Set exercise -> Select and reproduce each line of the listing below that bears the string "style".

Data extract ->
★ ★ ★ ★ ★ ★ ★

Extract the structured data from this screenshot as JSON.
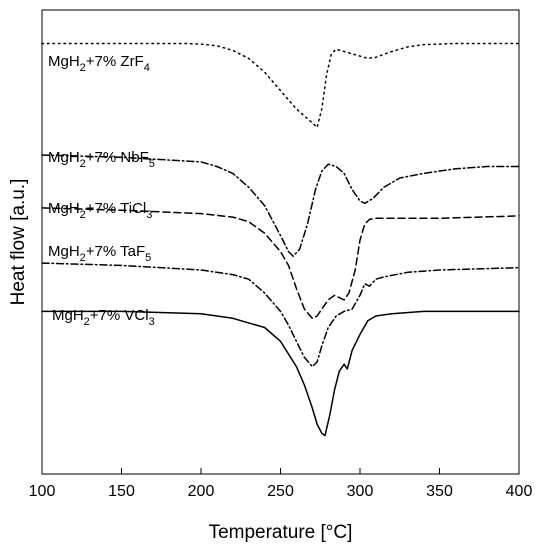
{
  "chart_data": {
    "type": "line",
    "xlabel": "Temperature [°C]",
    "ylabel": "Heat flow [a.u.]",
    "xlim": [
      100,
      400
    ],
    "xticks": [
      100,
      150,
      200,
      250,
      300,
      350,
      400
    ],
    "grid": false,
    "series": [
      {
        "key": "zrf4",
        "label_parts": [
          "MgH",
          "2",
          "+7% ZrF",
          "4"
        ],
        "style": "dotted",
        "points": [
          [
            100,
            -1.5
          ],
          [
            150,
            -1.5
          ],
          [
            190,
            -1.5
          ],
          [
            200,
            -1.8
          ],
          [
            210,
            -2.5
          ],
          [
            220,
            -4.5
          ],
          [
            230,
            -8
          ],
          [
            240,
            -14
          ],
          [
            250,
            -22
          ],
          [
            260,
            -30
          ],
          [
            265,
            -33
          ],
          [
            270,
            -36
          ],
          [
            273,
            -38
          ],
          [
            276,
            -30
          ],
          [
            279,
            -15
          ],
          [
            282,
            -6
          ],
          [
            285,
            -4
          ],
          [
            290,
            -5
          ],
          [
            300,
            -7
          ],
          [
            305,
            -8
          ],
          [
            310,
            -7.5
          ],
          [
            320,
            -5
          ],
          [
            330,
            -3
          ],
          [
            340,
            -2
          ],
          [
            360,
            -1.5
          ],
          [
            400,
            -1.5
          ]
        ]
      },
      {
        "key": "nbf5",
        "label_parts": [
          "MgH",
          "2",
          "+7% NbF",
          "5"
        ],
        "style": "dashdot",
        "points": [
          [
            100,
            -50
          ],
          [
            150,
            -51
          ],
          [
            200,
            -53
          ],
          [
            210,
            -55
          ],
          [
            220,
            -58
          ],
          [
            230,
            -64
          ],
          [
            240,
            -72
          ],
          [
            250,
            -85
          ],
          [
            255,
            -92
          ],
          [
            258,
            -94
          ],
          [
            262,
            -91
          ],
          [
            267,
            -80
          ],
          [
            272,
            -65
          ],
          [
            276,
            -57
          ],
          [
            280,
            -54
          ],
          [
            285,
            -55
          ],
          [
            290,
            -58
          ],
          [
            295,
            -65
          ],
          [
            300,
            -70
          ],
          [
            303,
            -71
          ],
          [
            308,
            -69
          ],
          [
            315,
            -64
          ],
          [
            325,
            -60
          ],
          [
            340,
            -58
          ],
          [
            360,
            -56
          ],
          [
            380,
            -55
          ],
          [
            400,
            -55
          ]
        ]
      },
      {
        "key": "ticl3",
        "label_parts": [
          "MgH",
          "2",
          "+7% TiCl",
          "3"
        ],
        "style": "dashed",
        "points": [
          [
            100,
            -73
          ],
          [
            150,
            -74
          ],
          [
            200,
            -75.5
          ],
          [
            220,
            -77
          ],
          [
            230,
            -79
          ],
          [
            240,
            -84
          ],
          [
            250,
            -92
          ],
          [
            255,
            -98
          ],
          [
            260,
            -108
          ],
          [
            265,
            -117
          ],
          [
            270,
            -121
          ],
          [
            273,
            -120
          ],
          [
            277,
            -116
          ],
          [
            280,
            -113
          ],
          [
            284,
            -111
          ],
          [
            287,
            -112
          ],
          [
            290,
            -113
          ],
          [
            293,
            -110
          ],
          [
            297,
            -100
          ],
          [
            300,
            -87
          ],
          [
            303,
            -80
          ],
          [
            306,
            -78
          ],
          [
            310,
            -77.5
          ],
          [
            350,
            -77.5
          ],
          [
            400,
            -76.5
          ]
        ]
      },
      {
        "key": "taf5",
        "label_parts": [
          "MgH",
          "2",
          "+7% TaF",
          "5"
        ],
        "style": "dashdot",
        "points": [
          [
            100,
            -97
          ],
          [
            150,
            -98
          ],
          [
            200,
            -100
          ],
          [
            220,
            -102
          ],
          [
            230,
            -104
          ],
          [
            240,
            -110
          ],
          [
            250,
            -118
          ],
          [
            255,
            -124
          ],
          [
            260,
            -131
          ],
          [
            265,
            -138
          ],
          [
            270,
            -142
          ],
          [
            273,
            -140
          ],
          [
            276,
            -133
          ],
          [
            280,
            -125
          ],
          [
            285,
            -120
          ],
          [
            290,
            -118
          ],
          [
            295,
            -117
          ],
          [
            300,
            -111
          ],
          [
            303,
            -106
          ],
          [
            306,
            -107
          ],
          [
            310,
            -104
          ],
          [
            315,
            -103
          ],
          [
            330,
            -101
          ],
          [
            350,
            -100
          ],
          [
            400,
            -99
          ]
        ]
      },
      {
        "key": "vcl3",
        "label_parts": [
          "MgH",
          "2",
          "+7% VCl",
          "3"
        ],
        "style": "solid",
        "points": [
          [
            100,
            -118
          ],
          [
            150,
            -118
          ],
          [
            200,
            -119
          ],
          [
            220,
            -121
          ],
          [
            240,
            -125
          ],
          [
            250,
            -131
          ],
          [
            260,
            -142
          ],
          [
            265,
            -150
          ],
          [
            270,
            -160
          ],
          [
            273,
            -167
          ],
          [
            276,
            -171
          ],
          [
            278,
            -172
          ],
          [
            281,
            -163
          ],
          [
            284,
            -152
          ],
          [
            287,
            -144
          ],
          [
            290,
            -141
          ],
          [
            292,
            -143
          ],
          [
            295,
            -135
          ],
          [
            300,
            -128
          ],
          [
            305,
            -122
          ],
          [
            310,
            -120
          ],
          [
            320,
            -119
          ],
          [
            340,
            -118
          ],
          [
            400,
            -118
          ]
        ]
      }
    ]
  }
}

★ ★ ★ ★ ★ ★ ★

Problem solution ->
        "style": "dotted",
        "style": "dashdot",
        "style": "dashed",
        "style": "dashdot",
        "style": "solid",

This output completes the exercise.